■ Task statement ■
List all lines of the data containing the word "image".

■ Entries ■
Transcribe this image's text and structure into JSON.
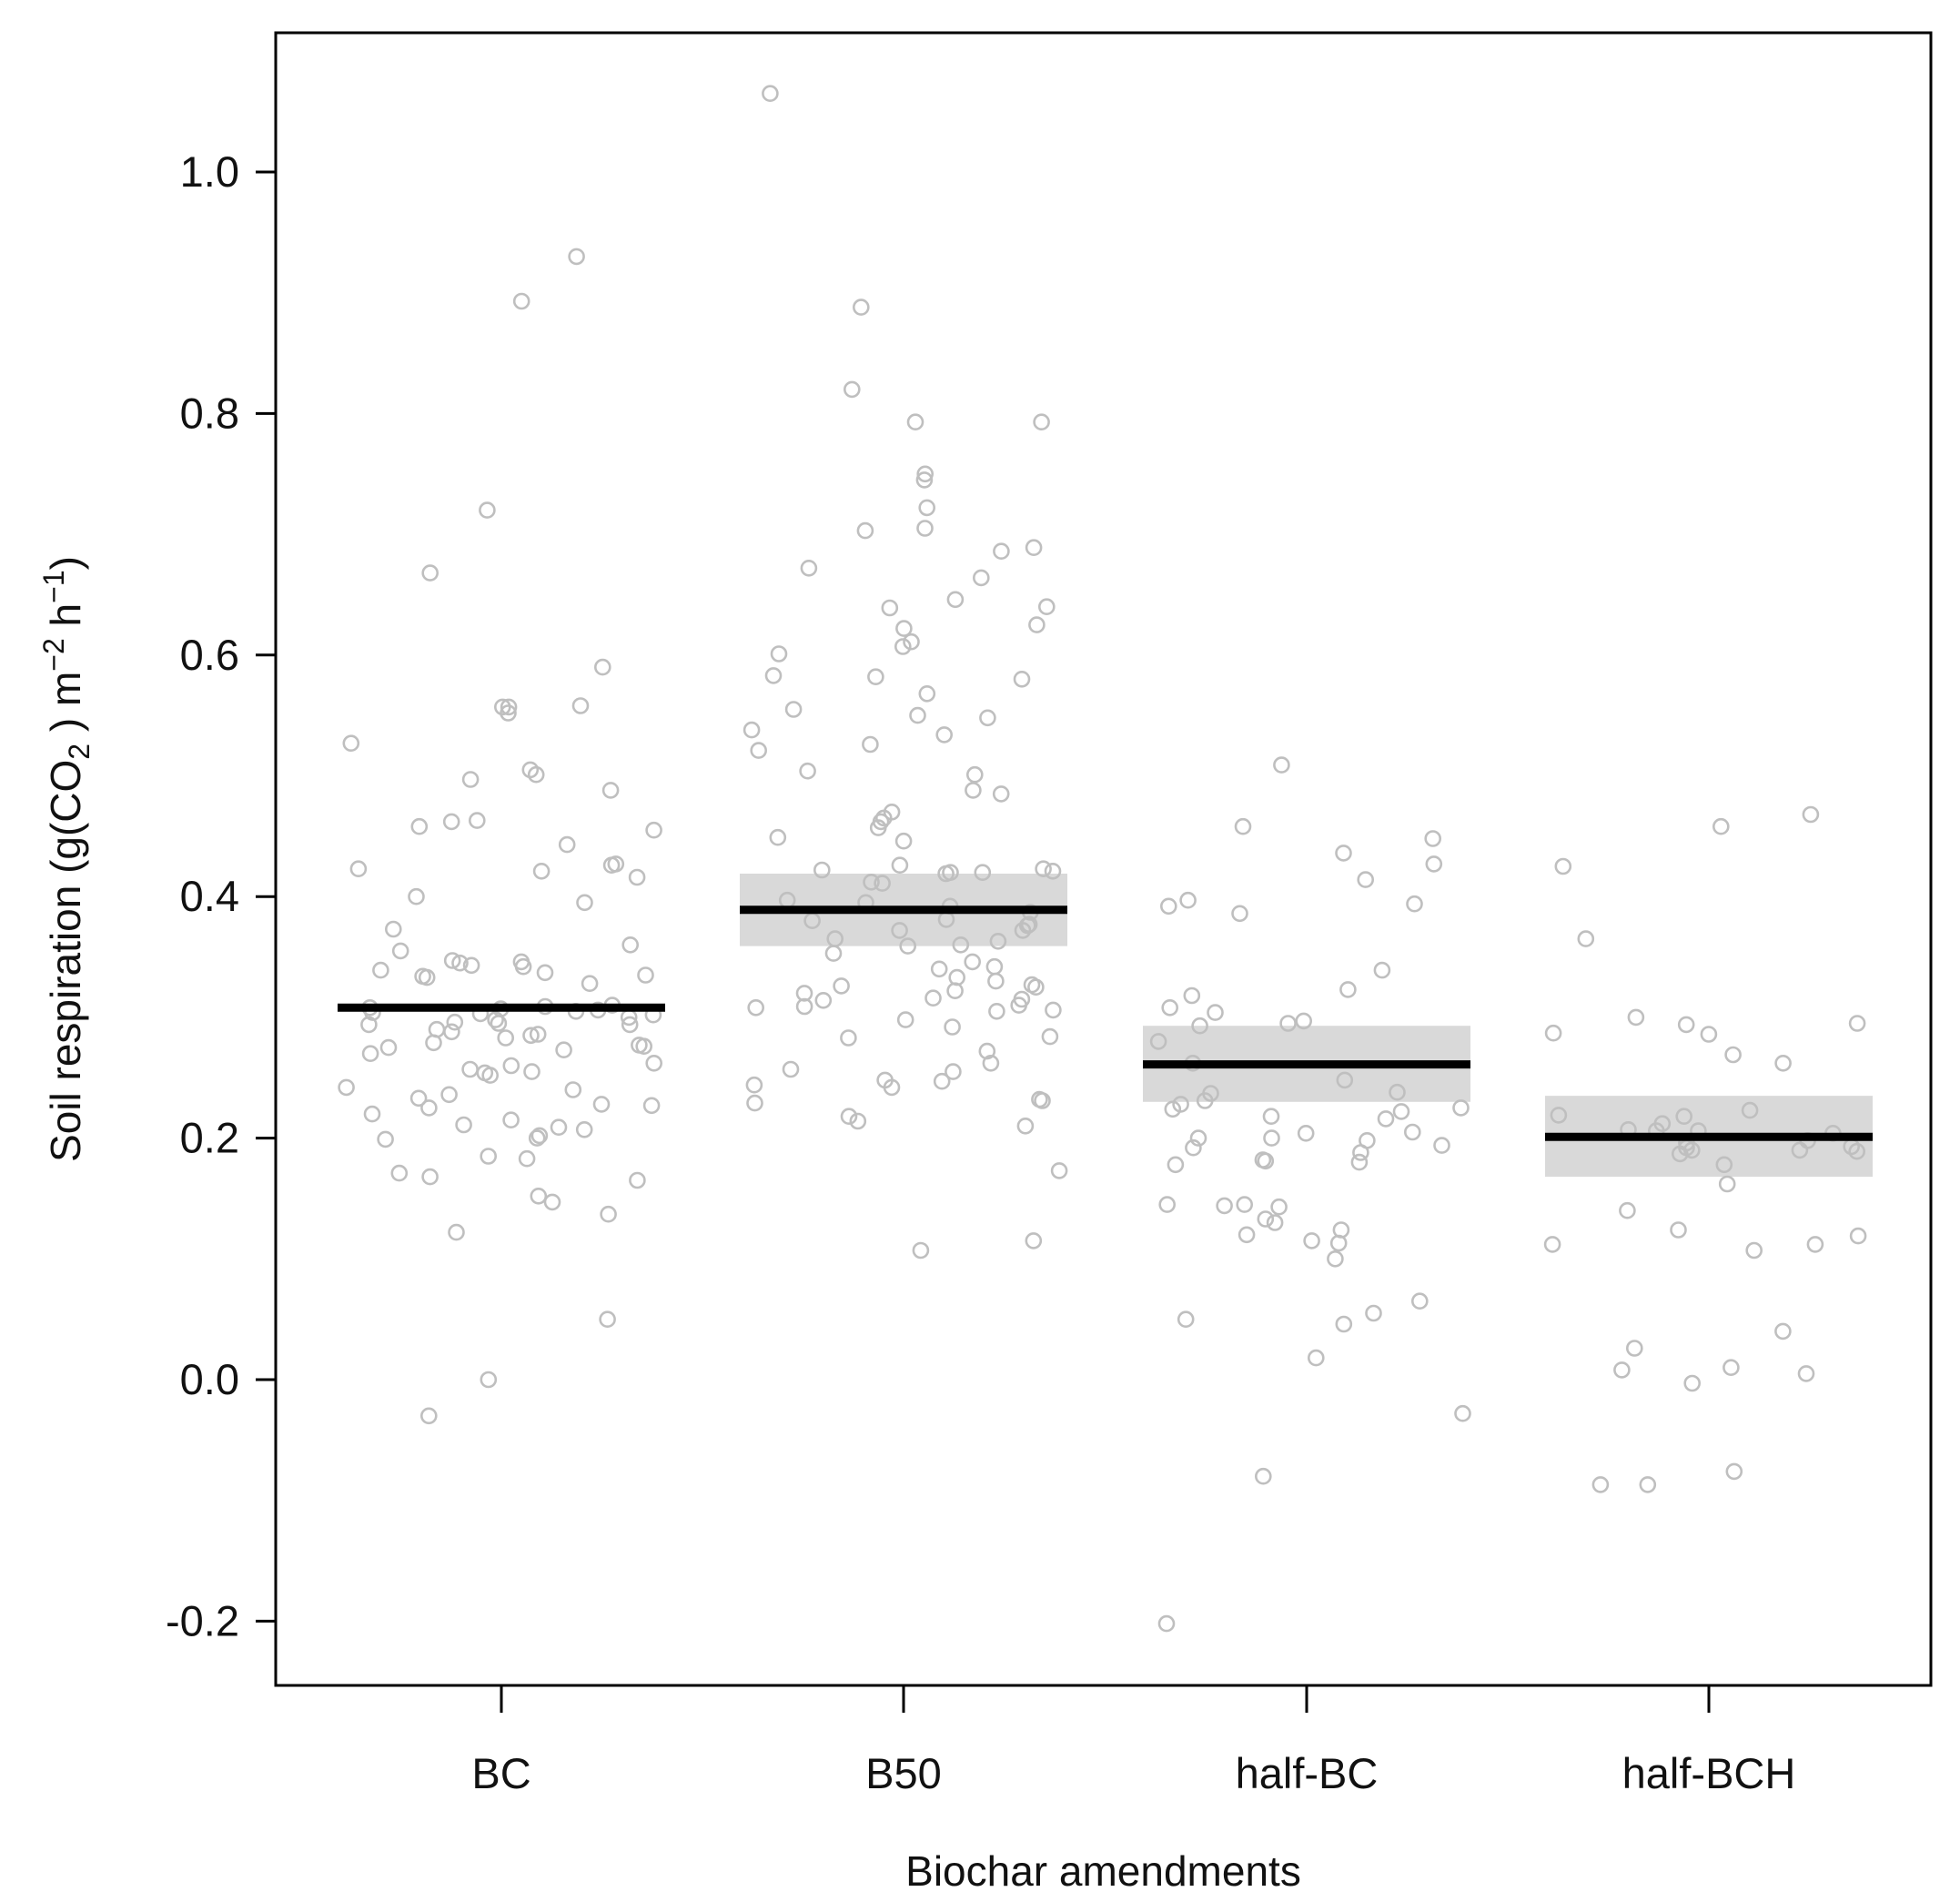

==

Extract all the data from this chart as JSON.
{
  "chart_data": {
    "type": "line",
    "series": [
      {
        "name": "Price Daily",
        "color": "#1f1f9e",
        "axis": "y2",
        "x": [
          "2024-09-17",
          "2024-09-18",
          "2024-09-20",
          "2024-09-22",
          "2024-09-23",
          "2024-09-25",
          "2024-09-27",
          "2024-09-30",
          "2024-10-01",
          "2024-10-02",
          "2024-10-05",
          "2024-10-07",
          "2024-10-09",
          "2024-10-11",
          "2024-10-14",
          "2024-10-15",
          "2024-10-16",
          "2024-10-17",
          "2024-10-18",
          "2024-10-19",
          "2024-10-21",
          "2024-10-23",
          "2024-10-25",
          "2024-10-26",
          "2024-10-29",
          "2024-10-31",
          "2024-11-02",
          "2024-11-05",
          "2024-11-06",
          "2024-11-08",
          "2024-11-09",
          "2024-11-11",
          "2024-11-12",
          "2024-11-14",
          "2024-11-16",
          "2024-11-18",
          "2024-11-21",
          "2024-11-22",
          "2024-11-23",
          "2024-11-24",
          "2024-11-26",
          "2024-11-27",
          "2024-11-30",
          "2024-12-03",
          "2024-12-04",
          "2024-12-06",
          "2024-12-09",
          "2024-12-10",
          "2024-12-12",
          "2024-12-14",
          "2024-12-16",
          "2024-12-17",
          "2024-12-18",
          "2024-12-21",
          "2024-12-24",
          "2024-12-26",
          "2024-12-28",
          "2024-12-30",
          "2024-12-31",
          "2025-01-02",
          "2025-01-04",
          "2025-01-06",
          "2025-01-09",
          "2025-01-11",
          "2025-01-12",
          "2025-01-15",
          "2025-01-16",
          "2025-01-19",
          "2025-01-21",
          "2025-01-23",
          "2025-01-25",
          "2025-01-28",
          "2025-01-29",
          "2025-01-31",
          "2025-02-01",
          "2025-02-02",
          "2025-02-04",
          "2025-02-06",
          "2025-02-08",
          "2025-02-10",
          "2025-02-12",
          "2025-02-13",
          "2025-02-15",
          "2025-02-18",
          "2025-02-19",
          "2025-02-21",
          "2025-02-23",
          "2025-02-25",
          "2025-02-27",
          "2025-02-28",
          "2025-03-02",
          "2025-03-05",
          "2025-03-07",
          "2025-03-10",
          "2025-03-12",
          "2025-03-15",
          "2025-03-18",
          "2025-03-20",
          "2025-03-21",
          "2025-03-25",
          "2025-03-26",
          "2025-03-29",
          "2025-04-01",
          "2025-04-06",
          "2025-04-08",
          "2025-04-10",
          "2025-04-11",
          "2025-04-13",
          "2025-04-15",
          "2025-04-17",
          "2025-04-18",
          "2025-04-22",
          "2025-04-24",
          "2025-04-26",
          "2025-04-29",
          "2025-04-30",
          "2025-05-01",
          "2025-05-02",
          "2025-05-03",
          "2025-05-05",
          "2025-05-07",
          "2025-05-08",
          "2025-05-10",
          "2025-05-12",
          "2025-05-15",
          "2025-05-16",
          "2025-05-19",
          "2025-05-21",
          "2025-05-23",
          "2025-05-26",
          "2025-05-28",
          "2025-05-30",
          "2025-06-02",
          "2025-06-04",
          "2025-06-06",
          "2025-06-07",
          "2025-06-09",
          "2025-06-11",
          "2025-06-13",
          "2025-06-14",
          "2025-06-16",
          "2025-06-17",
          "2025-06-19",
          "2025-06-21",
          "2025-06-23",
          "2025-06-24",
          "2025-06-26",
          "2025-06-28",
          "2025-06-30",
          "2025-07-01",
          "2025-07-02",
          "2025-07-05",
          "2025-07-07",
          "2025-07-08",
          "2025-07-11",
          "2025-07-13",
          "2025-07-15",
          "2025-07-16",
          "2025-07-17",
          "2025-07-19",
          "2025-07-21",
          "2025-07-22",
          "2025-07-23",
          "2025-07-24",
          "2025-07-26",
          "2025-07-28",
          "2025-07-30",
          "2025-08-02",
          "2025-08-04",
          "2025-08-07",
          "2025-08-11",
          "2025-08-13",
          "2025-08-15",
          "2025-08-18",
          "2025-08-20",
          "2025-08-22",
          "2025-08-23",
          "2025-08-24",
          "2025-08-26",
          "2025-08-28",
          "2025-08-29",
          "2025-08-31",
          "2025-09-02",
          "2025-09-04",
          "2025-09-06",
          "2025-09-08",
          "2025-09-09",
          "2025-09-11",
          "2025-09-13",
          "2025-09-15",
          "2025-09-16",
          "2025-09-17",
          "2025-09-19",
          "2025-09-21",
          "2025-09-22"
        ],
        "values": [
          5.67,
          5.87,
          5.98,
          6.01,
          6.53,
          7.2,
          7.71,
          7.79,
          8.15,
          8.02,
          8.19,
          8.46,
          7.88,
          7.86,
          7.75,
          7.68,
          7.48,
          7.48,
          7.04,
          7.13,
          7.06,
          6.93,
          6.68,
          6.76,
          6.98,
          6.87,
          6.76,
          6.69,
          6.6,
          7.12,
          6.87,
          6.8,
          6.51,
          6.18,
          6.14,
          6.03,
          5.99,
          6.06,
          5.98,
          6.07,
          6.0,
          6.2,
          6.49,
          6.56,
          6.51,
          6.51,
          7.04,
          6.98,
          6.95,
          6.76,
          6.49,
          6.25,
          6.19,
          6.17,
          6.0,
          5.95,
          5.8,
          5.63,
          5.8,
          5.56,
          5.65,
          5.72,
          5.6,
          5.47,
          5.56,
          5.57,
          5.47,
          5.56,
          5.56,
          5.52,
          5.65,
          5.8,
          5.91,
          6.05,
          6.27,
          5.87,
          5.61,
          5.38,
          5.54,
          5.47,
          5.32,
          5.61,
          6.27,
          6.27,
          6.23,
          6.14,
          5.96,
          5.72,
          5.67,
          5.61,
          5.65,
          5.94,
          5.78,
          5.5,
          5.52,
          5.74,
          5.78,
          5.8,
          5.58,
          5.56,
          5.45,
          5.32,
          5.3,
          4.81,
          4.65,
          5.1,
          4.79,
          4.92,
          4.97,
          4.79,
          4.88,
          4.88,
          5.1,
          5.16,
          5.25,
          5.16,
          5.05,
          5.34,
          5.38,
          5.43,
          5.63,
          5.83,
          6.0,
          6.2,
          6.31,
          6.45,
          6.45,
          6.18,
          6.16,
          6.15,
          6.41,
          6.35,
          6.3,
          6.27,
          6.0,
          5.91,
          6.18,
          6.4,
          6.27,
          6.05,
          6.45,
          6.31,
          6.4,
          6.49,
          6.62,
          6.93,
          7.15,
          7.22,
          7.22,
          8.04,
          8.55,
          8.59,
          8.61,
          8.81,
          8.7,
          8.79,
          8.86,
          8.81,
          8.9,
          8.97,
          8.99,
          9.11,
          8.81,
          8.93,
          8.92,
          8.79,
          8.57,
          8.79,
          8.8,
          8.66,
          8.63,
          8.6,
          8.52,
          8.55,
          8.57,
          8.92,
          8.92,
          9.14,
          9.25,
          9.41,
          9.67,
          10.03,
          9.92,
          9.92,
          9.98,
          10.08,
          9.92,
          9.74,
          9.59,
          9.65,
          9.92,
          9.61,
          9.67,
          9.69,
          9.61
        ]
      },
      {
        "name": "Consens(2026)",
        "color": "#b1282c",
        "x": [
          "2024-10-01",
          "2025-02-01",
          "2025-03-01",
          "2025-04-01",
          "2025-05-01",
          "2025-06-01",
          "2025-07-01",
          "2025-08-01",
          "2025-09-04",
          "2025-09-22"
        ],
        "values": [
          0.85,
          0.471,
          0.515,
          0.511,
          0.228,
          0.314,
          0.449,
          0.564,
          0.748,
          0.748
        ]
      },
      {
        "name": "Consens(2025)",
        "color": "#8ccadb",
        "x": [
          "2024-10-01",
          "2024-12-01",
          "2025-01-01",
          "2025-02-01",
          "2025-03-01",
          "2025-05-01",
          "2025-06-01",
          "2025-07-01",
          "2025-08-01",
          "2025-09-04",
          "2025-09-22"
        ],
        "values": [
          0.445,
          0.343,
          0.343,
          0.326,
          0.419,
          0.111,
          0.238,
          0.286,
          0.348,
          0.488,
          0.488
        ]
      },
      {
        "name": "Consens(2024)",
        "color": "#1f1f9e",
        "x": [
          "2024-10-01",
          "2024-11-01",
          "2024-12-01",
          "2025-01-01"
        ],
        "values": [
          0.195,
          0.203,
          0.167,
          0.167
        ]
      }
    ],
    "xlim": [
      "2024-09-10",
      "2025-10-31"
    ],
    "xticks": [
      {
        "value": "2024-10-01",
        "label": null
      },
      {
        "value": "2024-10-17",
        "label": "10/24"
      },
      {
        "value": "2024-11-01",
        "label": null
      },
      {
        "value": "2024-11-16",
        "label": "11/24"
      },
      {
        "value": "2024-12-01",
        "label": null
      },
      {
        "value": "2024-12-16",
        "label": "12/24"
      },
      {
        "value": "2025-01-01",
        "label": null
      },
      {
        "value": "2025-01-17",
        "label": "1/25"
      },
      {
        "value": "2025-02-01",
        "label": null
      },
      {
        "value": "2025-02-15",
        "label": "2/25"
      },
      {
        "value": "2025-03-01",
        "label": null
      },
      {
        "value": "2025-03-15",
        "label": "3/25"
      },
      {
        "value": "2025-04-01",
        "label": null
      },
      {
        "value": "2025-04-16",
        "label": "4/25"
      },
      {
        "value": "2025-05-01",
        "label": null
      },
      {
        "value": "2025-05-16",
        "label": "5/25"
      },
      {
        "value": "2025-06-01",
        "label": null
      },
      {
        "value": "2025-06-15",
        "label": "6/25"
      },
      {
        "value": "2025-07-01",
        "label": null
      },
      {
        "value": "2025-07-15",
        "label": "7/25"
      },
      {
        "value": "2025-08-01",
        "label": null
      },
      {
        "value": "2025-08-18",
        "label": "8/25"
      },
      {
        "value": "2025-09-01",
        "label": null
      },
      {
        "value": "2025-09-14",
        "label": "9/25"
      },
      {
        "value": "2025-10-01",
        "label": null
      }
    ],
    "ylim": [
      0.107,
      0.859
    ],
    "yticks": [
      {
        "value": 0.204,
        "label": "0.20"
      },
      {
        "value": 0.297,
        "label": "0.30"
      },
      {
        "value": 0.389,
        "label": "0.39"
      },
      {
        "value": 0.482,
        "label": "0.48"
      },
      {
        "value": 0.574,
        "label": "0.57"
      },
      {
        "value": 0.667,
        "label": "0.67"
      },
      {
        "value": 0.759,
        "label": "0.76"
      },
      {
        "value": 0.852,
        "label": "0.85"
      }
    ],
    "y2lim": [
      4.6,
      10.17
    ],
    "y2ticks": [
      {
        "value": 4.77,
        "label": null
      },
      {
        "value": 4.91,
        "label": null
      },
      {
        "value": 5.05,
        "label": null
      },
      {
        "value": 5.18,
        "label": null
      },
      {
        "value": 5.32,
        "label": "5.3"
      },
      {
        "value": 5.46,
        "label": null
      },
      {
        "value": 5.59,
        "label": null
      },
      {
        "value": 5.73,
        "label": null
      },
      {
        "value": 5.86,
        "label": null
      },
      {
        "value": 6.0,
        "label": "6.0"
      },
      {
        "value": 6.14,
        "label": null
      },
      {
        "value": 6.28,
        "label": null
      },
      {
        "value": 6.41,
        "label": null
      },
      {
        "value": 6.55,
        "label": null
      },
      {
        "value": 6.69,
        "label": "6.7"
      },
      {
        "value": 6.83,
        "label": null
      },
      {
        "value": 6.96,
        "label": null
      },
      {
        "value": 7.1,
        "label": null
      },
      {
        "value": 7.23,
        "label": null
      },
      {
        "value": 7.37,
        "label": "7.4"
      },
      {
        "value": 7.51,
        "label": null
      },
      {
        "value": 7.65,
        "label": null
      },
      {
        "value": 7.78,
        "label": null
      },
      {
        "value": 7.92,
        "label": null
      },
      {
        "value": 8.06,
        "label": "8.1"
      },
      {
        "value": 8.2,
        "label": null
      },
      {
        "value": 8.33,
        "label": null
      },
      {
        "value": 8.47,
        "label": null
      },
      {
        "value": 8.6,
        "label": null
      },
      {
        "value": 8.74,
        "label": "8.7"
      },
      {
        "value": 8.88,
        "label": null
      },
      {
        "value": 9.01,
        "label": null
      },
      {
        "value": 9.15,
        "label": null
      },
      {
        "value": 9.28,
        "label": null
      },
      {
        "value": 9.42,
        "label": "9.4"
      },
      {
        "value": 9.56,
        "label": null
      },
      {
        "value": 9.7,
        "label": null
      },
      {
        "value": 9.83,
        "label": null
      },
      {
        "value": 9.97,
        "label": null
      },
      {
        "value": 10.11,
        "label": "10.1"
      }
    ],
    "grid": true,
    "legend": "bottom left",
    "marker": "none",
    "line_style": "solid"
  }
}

...

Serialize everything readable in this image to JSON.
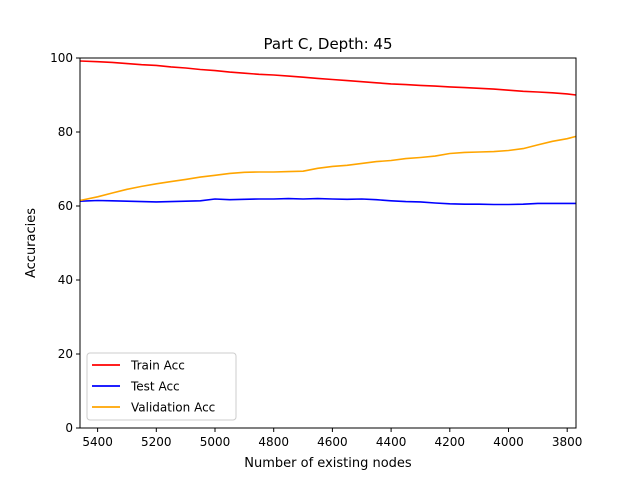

■ The output ■
Transcribe this image's text and structure into JSON.
Serialize everything readable in this image to JSON.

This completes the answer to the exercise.